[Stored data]
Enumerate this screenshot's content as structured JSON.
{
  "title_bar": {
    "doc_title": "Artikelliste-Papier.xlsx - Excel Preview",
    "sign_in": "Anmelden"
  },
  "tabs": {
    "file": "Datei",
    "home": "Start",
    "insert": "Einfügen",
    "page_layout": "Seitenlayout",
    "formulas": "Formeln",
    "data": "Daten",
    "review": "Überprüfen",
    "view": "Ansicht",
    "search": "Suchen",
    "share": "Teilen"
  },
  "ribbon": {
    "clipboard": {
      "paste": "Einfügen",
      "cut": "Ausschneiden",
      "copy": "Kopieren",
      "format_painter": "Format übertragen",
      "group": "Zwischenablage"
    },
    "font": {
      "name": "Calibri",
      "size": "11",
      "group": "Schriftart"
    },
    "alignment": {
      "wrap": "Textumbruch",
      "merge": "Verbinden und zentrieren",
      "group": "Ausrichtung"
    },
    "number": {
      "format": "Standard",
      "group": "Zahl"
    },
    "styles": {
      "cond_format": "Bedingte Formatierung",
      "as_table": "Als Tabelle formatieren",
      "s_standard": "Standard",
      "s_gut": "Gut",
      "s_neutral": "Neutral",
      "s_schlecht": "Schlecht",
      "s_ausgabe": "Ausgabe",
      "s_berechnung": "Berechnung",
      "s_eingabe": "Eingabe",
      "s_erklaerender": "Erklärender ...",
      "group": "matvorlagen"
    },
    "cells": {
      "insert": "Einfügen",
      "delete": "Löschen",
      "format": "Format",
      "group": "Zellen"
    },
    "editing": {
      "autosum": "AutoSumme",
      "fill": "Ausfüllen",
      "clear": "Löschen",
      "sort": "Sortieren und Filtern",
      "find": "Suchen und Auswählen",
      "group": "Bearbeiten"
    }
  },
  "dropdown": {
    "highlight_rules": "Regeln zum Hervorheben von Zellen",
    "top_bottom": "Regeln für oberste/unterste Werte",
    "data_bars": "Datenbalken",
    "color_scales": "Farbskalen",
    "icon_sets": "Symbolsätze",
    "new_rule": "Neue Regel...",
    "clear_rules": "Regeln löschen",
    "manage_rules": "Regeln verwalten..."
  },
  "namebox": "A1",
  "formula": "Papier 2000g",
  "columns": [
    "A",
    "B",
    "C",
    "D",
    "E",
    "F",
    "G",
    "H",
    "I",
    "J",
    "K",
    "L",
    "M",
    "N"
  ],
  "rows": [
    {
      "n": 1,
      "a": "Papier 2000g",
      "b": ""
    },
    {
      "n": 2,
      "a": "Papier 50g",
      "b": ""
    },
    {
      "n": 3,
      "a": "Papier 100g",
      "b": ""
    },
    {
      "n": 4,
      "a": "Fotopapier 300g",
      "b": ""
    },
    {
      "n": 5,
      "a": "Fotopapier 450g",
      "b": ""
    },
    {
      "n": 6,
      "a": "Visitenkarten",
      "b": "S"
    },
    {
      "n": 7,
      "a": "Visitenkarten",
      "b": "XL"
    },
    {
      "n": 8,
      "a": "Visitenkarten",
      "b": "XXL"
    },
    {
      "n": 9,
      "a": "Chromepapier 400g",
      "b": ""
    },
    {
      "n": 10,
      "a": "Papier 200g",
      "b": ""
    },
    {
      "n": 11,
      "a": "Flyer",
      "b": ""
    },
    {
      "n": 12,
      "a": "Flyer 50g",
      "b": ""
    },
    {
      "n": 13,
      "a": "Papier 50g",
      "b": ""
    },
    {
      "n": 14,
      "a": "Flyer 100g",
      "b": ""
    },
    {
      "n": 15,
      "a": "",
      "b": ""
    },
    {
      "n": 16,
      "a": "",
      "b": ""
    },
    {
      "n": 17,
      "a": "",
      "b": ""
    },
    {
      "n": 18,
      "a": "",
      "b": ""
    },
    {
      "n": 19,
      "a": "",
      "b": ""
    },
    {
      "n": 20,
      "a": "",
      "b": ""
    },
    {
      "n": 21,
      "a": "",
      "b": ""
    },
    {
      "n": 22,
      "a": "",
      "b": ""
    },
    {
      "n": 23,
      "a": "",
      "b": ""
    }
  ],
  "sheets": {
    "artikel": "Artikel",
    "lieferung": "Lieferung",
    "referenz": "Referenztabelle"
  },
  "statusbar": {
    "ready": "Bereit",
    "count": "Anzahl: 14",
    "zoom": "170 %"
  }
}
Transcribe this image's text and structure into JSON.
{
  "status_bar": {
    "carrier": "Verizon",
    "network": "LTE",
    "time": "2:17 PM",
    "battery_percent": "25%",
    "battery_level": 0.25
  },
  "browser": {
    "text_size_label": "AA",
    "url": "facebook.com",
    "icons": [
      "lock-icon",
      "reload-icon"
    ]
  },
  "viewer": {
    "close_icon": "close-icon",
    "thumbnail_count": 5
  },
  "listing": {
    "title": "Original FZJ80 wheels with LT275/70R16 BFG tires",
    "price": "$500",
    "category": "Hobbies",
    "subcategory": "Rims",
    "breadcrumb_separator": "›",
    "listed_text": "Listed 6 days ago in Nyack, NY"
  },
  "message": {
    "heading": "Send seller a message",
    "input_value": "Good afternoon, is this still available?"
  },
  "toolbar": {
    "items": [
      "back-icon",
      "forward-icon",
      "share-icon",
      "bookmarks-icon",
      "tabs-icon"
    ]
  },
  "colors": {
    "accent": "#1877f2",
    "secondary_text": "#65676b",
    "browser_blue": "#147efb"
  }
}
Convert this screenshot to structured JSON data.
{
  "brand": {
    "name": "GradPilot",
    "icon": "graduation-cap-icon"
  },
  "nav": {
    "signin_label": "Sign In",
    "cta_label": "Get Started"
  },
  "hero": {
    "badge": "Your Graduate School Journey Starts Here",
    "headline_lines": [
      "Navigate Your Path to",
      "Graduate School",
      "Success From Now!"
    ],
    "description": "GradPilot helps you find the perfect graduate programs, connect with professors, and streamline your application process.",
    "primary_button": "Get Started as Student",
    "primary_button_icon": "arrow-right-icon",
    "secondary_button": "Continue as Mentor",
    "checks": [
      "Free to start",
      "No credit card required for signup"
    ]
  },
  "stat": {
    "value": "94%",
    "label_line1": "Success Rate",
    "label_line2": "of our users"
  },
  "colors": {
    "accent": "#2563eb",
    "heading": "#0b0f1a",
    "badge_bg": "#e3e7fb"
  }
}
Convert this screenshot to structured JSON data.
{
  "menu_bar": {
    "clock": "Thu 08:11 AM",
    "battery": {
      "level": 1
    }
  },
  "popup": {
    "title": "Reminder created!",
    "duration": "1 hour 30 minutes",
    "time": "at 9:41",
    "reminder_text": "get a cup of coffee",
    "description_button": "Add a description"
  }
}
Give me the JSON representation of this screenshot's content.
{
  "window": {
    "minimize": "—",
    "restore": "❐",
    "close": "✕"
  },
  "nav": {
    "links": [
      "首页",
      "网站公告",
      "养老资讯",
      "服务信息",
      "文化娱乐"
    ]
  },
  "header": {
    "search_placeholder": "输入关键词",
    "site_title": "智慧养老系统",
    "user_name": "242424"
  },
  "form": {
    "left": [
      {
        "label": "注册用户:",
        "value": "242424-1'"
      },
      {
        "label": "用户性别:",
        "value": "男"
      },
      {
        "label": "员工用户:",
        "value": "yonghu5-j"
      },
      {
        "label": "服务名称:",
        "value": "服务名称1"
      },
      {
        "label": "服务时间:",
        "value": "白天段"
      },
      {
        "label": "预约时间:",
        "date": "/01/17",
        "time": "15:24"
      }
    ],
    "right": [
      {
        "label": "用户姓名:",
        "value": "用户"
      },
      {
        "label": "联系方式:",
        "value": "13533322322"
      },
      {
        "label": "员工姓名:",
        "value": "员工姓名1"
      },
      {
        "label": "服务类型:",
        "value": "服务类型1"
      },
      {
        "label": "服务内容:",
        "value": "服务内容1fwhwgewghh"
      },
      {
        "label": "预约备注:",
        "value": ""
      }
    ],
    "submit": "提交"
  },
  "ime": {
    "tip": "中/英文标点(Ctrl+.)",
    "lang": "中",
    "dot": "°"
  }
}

* _EXERCISE INSTRUCTIONS_
Identify the lines above that contain the word "Zellen", then copy them.

* _FINAL RESULT_
      "group": "Zellen"
    "highlight_rules": "Regeln zum Hervorheben von Zellen",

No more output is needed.